(PROBLEM DETAILS): Omit the pictures and return every entry exactly as written.

(MATERIAL SHOWN):
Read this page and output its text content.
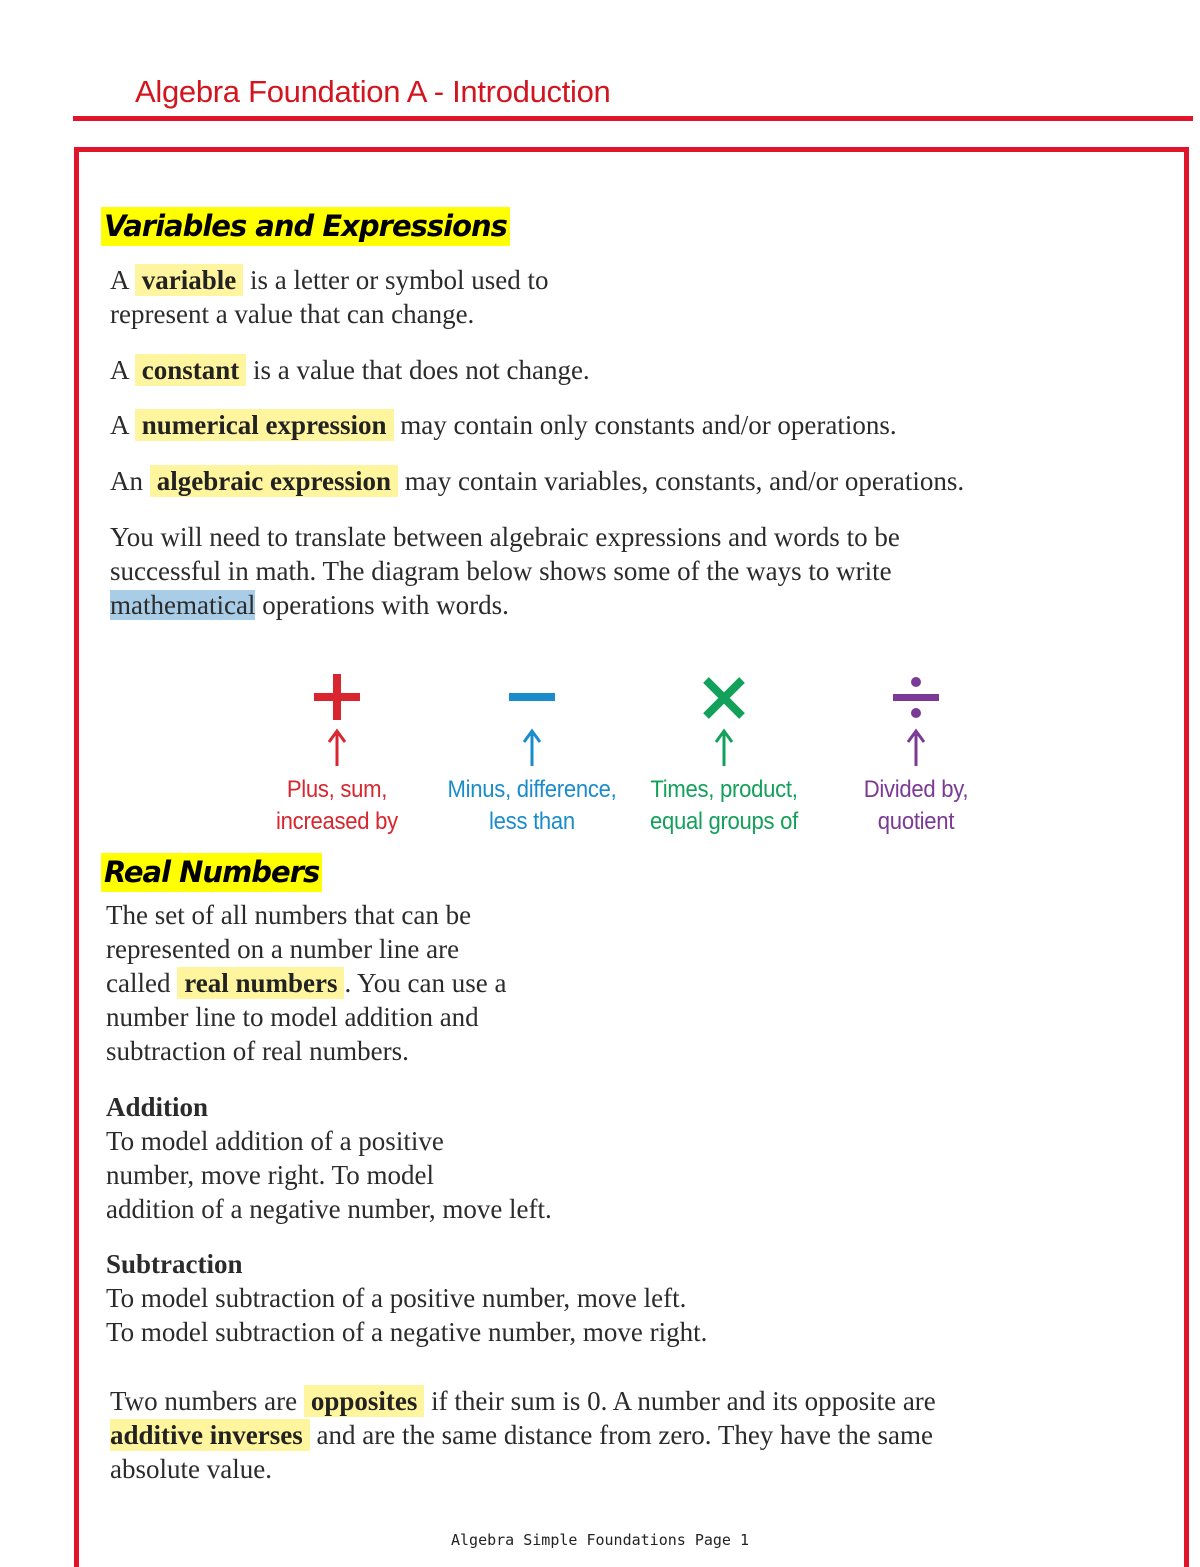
Algebra Foundation A - Introduction
Variables and Expressions

A variable is a letter or symbol used to
represent a value that can change.

A constant is a value that does not change.

A numerical expression may contain only constants and/or operations.

An algebraic expression may contain variables, constants, and/or operations.

You will need to translate between algebraic expressions and words to be
successful in math. The diagram below shows some of the ways to write
mathematical operations with words.

Plus, sum,
increased by
Minus, difference,
less than
Times, product,
equal groups of
Divided by,
quotient
Real Numbers

The set of all numbers that can be
represented on a number line are
called real numbers . You can use a
number line to model addition and
subtraction of real numbers.

Addition
To model addition of a positive
number, move right. To model
addition of a negative number, move left.

Subtraction
To model subtraction of a positive number, move left.
To model subtraction of a negative number, move right.

Two numbers are opposites if their sum is 0. A number and its opposite are
additive inverses and are the same distance from zero. They have the same
absolute value.

Algebra Simple Foundations Page 1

(FINISHED EXERCISE):
Read this page and output its text content.
Algebra Foundation A - Introduction
Variables and Expressions

A variable is a letter or symbol used to
represent a value that can change.

A constant is a value that does not change.

A numerical expression may contain only constants and/or operations.

An algebraic expression may contain variables, constants, and/or operations.

You will need to translate between algebraic expressions and words to be
successful in math. The diagram below shows some of the ways to write
mathematical operations with words.

Plus, sum,
increased by
Minus, difference,
less than
Times, product,
equal groups of
Divided by,
quotient
Real Numbers

The set of all numbers that can be
represented on a number line are
called real numbers . You can use a
number line to model addition and
subtraction of real numbers.

Addition
To model addition of a positive
number, move right. To model
addition of a negative number, move left.

Subtraction
To model subtraction of a positive number, move left.
To model subtraction of a negative number, move right.

Two numbers are opposites if their sum is 0. A number and its opposite are
additive inverses and are the same distance from zero. They have the same
absolute value.

Algebra Simple Foundations Page 1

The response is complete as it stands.